INSTRUCTIONS FOR THE TASK: Say how many lines contain "Handling", using only the number.

INFORMATION PROVIDED:
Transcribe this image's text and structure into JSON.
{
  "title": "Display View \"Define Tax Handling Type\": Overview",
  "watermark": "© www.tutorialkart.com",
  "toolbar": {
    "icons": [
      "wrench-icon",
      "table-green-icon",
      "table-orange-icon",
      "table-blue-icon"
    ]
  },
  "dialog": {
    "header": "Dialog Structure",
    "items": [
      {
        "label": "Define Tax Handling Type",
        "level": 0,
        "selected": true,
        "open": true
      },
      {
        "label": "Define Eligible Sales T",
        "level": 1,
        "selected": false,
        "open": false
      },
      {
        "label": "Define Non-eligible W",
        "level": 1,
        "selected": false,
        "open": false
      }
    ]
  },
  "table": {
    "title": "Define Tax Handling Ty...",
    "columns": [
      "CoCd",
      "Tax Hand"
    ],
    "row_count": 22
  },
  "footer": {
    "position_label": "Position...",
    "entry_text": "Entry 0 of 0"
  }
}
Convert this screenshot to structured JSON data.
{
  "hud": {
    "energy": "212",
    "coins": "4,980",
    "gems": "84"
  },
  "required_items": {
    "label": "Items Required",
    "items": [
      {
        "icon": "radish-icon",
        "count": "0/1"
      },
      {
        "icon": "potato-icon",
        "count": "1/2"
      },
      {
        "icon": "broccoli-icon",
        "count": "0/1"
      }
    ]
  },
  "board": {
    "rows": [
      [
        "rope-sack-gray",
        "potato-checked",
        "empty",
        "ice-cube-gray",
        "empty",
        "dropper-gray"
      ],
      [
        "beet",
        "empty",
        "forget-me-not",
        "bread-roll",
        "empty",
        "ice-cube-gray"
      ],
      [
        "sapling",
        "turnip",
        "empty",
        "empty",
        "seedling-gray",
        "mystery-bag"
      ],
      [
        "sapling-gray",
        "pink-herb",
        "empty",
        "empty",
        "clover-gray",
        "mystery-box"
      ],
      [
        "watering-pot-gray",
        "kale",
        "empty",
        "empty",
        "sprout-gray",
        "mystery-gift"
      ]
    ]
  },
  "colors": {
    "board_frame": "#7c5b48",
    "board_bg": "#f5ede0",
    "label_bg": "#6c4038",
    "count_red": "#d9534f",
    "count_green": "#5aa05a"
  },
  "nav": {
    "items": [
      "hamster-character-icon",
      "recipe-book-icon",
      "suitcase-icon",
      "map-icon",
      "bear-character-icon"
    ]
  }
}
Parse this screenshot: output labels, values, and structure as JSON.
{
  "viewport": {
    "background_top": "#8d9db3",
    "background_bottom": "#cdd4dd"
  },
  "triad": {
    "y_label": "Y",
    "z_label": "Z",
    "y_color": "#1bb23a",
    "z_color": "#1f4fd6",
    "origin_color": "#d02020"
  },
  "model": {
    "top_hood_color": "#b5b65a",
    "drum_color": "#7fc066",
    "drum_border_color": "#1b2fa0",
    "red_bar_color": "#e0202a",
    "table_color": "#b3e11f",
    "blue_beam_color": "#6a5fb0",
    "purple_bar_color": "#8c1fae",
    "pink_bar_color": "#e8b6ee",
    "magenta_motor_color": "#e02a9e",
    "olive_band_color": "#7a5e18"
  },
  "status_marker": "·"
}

REPLY TO THE TASK: 3